--- Begin ---

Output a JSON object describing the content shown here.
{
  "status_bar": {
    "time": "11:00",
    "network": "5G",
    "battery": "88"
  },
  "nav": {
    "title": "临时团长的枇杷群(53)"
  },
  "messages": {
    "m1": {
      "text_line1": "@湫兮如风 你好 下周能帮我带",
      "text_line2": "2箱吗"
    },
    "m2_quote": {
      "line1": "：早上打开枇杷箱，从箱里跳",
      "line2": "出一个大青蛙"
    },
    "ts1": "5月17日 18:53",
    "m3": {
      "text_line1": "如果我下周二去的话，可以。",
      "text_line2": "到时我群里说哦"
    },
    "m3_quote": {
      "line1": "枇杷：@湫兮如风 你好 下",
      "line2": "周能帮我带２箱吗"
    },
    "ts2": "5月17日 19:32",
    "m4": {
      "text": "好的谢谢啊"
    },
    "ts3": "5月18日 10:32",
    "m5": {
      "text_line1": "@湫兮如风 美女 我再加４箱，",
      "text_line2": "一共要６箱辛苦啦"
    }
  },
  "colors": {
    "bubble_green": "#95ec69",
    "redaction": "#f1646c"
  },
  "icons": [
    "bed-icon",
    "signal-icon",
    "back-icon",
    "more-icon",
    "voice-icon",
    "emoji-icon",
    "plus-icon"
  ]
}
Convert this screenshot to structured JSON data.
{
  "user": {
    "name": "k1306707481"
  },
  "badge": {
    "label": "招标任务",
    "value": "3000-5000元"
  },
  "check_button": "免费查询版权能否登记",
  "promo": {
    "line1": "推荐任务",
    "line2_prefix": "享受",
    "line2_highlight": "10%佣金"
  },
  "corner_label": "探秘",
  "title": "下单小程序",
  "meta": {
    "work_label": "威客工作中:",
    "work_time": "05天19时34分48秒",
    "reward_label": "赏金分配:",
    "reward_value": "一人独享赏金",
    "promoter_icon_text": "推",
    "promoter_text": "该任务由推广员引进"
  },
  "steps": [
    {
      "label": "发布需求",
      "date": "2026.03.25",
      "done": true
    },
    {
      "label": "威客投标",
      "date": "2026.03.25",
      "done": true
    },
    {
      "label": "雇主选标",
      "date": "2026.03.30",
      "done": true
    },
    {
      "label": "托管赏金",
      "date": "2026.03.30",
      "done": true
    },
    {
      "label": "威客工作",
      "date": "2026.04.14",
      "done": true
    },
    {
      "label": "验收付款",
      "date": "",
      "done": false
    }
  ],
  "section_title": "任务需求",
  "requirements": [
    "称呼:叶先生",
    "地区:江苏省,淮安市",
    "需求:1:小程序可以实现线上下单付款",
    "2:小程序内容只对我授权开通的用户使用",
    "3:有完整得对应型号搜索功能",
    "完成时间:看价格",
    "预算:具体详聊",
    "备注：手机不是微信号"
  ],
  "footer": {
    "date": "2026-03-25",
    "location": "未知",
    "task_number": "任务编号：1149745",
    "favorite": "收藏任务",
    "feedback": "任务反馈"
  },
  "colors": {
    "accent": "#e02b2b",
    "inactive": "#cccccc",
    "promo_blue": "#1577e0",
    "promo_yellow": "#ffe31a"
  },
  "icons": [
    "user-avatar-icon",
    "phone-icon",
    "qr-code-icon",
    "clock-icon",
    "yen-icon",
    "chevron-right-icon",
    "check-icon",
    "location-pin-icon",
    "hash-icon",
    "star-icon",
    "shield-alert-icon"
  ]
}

--- End ---

## Exercise prompt
Write out the material exactly as given.

## Response to this task
Output a JSON object describing the content shown here.
{
  "status_bar": {
    "time": "11:00",
    "network": "5G",
    "battery": "88"
  },
  "nav": {
    "title": "临时团长的枇杷群(53)"
  },
  "messages": {
    "m1": {
      "text_line1": "@湫兮如风 你好 下周能帮我带",
      "text_line2": "2箱吗"
    },
    "m2_quote": {
      "line1": "：早上打开枇杷箱，从箱里跳",
      "line2": "出一个大青蛙"
    },
    "ts1": "5月17日 18:53",
    "m3": {
      "text_line1": "如果我下周二去的话，可以。",
      "text_line2": "到时我群里说哦"
    },
    "m3_quote": {
      "line1": "枇杷：@湫兮如风 你好 下",
      "line2": "周能帮我带２箱吗"
    },
    "ts2": "5月17日 19:32",
    "m4": {
      "text": "好的谢谢啊"
    },
    "ts3": "5月18日 10:32",
    "m5": {
      "text_line1": "@湫兮如风 美女 我再加４箱，",
      "text_line2": "一共要６箱辛苦啦"
    }
  },
  "colors": {
    "bubble_green": "#95ec69",
    "redaction": "#f1646c"
  },
  "icons": [
    "bed-icon",
    "signal-icon",
    "back-icon",
    "more-icon",
    "voice-icon",
    "emoji-icon",
    "plus-icon"
  ]
}
Convert this screenshot to structured JSON data.
{
  "user": {
    "name": "k1306707481"
  },
  "badge": {
    "label": "招标任务",
    "value": "3000-5000元"
  },
  "check_button": "免费查询版权能否登记",
  "promo": {
    "line1": "推荐任务",
    "line2_prefix": "享受",
    "line2_highlight": "10%佣金"
  },
  "corner_label": "探秘",
  "title": "下单小程序",
  "meta": {
    "work_label": "威客工作中:",
    "work_time": "05天19时34分48秒",
    "reward_label": "赏金分配:",
    "reward_value": "一人独享赏金",
    "promoter_icon_text": "推",
    "promoter_text": "该任务由推广员引进"
  },
  "steps": [
    {
      "label": "发布需求",
      "date": "2026.03.25",
      "done": true
    },
    {
      "label": "威客投标",
      "date": "2026.03.25",
      "done": true
    },
    {
      "label": "雇主选标",
      "date": "2026.03.30",
      "done": true
    },
    {
      "label": "托管赏金",
      "date": "2026.03.30",
      "done": true
    },
    {
      "label": "威客工作",
      "date": "2026.04.14",
      "done": true
    },
    {
      "label": "验收付款",
      "date": "",
      "done": false
    }
  ],
  "section_title": "任务需求",
  "requirements": [
    "称呼:叶先生",
    "地区:江苏省,淮安市",
    "需求:1:小程序可以实现线上下单付款",
    "2:小程序内容只对我授权开通的用户使用",
    "3:有完整得对应型号搜索功能",
    "完成时间:看价格",
    "预算:具体详聊",
    "备注：手机不是微信号"
  ],
  "footer": {
    "date": "2026-03-25",
    "location": "未知",
    "task_number": "任务编号：1149745",
    "favorite": "收藏任务",
    "feedback": "任务反馈"
  },
  "colors": {
    "accent": "#e02b2b",
    "inactive": "#cccccc",
    "promo_blue": "#1577e0",
    "promo_yellow": "#ffe31a"
  },
  "icons": [
    "user-avatar-icon",
    "phone-icon",
    "qr-code-icon",
    "clock-icon",
    "yen-icon",
    "chevron-right-icon",
    "check-icon",
    "location-pin-icon",
    "hash-icon",
    "star-icon",
    "shield-alert-icon"
  ]
}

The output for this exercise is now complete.